(Record excerpts)
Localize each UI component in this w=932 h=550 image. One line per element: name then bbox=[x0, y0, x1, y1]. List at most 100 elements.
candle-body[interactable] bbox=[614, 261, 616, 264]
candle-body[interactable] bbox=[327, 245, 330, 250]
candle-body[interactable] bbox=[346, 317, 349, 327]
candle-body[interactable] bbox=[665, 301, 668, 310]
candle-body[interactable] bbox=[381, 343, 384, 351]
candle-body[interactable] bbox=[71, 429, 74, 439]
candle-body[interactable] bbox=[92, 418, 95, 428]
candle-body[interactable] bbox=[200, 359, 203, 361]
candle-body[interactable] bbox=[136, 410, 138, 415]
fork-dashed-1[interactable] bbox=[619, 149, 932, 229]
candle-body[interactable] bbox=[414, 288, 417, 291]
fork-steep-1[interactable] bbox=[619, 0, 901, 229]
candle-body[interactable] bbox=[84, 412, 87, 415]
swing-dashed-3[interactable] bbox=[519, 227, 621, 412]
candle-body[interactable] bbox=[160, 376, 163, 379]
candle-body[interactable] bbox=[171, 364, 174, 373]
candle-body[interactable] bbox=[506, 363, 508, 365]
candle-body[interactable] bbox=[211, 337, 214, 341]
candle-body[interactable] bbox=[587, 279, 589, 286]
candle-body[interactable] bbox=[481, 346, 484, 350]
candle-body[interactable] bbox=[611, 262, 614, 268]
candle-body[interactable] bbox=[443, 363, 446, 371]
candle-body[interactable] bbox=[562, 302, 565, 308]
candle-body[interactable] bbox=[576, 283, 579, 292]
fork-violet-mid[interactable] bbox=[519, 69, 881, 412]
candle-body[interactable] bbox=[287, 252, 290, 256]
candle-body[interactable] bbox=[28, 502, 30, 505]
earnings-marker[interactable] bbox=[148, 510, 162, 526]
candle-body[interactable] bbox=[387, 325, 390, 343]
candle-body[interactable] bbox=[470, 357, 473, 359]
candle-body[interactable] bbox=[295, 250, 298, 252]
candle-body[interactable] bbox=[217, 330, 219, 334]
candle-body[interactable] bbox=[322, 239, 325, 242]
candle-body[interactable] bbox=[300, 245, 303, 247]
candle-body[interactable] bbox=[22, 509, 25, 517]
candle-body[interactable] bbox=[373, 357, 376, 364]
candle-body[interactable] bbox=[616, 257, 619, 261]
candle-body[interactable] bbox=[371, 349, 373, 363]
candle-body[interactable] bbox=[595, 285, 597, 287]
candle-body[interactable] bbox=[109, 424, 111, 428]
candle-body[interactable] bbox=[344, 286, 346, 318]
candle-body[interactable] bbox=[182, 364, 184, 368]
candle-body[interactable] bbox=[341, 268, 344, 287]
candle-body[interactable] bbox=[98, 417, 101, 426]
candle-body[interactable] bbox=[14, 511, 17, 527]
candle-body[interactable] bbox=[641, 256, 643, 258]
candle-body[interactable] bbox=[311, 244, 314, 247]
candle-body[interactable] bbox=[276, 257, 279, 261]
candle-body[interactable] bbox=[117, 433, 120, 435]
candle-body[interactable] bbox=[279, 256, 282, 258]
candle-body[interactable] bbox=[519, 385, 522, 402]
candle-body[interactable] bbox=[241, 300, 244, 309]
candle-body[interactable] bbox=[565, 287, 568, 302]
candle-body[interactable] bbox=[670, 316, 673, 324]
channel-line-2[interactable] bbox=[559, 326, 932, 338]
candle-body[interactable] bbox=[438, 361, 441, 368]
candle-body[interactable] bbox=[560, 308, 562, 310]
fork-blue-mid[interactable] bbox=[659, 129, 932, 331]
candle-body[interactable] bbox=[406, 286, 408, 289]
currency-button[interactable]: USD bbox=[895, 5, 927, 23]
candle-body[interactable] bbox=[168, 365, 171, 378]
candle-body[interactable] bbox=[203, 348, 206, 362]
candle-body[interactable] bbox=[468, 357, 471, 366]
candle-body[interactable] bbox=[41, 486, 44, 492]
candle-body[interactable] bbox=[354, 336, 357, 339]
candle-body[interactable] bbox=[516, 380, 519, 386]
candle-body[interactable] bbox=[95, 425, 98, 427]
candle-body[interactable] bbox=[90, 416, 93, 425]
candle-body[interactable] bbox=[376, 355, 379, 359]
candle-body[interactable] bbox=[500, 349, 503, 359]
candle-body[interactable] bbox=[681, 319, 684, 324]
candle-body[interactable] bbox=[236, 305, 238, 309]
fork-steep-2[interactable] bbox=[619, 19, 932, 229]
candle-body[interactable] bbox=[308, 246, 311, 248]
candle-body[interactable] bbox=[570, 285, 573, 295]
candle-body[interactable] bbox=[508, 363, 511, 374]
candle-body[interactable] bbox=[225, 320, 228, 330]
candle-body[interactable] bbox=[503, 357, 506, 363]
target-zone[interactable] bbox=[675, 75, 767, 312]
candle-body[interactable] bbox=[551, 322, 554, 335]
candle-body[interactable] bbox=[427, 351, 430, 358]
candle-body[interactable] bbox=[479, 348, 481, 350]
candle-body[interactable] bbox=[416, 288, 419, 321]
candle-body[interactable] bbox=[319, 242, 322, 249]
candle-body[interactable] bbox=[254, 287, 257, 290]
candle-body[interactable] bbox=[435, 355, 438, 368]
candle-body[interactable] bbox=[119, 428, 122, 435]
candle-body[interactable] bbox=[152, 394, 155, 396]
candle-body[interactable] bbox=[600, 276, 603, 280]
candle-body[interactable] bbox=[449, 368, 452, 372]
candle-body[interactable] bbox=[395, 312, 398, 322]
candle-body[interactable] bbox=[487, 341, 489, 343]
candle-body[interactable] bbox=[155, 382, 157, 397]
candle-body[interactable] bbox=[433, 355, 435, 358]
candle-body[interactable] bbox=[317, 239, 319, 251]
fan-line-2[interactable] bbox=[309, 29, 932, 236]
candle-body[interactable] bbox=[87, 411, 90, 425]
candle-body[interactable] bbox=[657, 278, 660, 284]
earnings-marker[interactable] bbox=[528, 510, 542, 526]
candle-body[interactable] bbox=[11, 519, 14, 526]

(Requirement)
Could you update the listing above so that every "earnings-marker" reads "earnings-flag", leaving everything else as it is?

(Written answer)
Localize each UI component in this w=932 h=550 image. One line per element: name then bbox=[x0, y0, x1, y1]. List at most 100 elements.
candle-body[interactable] bbox=[614, 261, 616, 264]
candle-body[interactable] bbox=[327, 245, 330, 250]
candle-body[interactable] bbox=[346, 317, 349, 327]
candle-body[interactable] bbox=[665, 301, 668, 310]
candle-body[interactable] bbox=[381, 343, 384, 351]
candle-body[interactable] bbox=[71, 429, 74, 439]
candle-body[interactable] bbox=[92, 418, 95, 428]
candle-body[interactable] bbox=[200, 359, 203, 361]
candle-body[interactable] bbox=[136, 410, 138, 415]
fork-dashed-1[interactable] bbox=[619, 149, 932, 229]
candle-body[interactable] bbox=[414, 288, 417, 291]
fork-steep-1[interactable] bbox=[619, 0, 901, 229]
candle-body[interactable] bbox=[84, 412, 87, 415]
swing-dashed-3[interactable] bbox=[519, 227, 621, 412]
candle-body[interactable] bbox=[160, 376, 163, 379]
candle-body[interactable] bbox=[171, 364, 174, 373]
candle-body[interactable] bbox=[506, 363, 508, 365]
candle-body[interactable] bbox=[211, 337, 214, 341]
candle-body[interactable] bbox=[587, 279, 589, 286]
candle-body[interactable] bbox=[481, 346, 484, 350]
candle-body[interactable] bbox=[611, 262, 614, 268]
candle-body[interactable] bbox=[443, 363, 446, 371]
candle-body[interactable] bbox=[562, 302, 565, 308]
candle-body[interactable] bbox=[576, 283, 579, 292]
fork-violet-mid[interactable] bbox=[519, 69, 881, 412]
candle-body[interactable] bbox=[287, 252, 290, 256]
candle-body[interactable] bbox=[28, 502, 30, 505]
earnings-flag[interactable] bbox=[148, 510, 162, 526]
candle-body[interactable] bbox=[387, 325, 390, 343]
candle-body[interactable] bbox=[470, 357, 473, 359]
candle-body[interactable] bbox=[295, 250, 298, 252]
candle-body[interactable] bbox=[217, 330, 219, 334]
candle-body[interactable] bbox=[322, 239, 325, 242]
candle-body[interactable] bbox=[300, 245, 303, 247]
candle-body[interactable] bbox=[22, 509, 25, 517]
candle-body[interactable] bbox=[373, 357, 376, 364]
candle-body[interactable] bbox=[616, 257, 619, 261]
candle-body[interactable] bbox=[371, 349, 373, 363]
candle-body[interactable] bbox=[595, 285, 597, 287]
candle-body[interactable] bbox=[109, 424, 111, 428]
candle-body[interactable] bbox=[344, 286, 346, 318]
candle-body[interactable] bbox=[182, 364, 184, 368]
candle-body[interactable] bbox=[341, 268, 344, 287]
candle-body[interactable] bbox=[98, 417, 101, 426]
candle-body[interactable] bbox=[14, 511, 17, 527]
candle-body[interactable] bbox=[641, 256, 643, 258]
candle-body[interactable] bbox=[311, 244, 314, 247]
candle-body[interactable] bbox=[276, 257, 279, 261]
candle-body[interactable] bbox=[117, 433, 120, 435]
candle-body[interactable] bbox=[279, 256, 282, 258]
candle-body[interactable] bbox=[519, 385, 522, 402]
candle-body[interactable] bbox=[241, 300, 244, 309]
candle-body[interactable] bbox=[565, 287, 568, 302]
candle-body[interactable] bbox=[670, 316, 673, 324]
channel-line-2[interactable] bbox=[559, 326, 932, 338]
candle-body[interactable] bbox=[438, 361, 441, 368]
candle-body[interactable] bbox=[560, 308, 562, 310]
fork-blue-mid[interactable] bbox=[659, 129, 932, 331]
candle-body[interactable] bbox=[406, 286, 408, 289]
currency-button[interactable]: USD bbox=[895, 5, 927, 23]
candle-body[interactable] bbox=[168, 365, 171, 378]
candle-body[interactable] bbox=[203, 348, 206, 362]
candle-body[interactable] bbox=[468, 357, 471, 366]
candle-body[interactable] bbox=[41, 486, 44, 492]
candle-body[interactable] bbox=[354, 336, 357, 339]
candle-body[interactable] bbox=[516, 380, 519, 386]
candle-body[interactable] bbox=[95, 425, 98, 427]
candle-body[interactable] bbox=[90, 416, 93, 425]
candle-body[interactable] bbox=[376, 355, 379, 359]
candle-body[interactable] bbox=[500, 349, 503, 359]
candle-body[interactable] bbox=[681, 319, 684, 324]
candle-body[interactable] bbox=[236, 305, 238, 309]
fork-steep-2[interactable] bbox=[619, 19, 932, 229]
candle-body[interactable] bbox=[308, 246, 311, 248]
candle-body[interactable] bbox=[570, 285, 573, 295]
candle-body[interactable] bbox=[508, 363, 511, 374]
candle-body[interactable] bbox=[225, 320, 228, 330]
candle-body[interactable] bbox=[503, 357, 506, 363]
target-zone[interactable] bbox=[675, 75, 767, 312]
candle-body[interactable] bbox=[551, 322, 554, 335]
candle-body[interactable] bbox=[427, 351, 430, 358]
candle-body[interactable] bbox=[479, 348, 481, 350]
candle-body[interactable] bbox=[416, 288, 419, 321]
candle-body[interactable] bbox=[319, 242, 322, 249]
candle-body[interactable] bbox=[254, 287, 257, 290]
candle-body[interactable] bbox=[435, 355, 438, 368]
candle-body[interactable] bbox=[119, 428, 122, 435]
candle-body[interactable] bbox=[152, 394, 155, 396]
candle-body[interactable] bbox=[600, 276, 603, 280]
candle-body[interactable] bbox=[449, 368, 452, 372]
candle-body[interactable] bbox=[395, 312, 398, 322]
candle-body[interactable] bbox=[487, 341, 489, 343]
candle-body[interactable] bbox=[155, 382, 157, 397]
candle-body[interactable] bbox=[433, 355, 435, 358]
candle-body[interactable] bbox=[317, 239, 319, 251]
fan-line-2[interactable] bbox=[309, 29, 932, 236]
candle-body[interactable] bbox=[87, 411, 90, 425]
candle-body[interactable] bbox=[657, 278, 660, 284]
earnings-flag[interactable] bbox=[528, 510, 542, 526]
candle-body[interactable] bbox=[11, 519, 14, 526]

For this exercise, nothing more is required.